**What the exercise asks**
Filter the records below down to lines containing "Tourism".

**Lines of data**
==============================

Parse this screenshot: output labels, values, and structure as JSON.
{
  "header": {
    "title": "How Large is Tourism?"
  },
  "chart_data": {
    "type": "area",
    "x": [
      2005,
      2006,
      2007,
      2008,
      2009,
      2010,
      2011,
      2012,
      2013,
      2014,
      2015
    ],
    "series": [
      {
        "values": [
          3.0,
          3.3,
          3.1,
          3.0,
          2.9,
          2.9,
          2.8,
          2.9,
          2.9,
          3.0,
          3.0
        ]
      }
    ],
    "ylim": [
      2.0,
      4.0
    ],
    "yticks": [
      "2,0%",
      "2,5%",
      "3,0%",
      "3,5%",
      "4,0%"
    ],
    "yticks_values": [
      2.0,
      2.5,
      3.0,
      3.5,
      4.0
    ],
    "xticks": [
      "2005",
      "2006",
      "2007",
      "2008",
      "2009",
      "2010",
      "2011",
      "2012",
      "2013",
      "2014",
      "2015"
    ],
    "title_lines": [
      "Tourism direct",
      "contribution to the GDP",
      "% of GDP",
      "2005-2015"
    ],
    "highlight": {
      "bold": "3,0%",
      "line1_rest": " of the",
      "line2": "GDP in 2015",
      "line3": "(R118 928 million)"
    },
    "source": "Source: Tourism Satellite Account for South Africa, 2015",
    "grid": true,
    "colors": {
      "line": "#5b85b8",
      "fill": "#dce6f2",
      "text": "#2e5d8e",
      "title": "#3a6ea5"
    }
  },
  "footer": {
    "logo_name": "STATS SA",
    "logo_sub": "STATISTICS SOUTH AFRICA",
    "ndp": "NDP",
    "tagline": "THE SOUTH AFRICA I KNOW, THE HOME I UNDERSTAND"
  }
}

==============================

**Worked solution**
    "title": "How Large is Tourism?"
      "Tourism direct",
    "source": "Source: Tourism Satellite Account for South Africa, 2015",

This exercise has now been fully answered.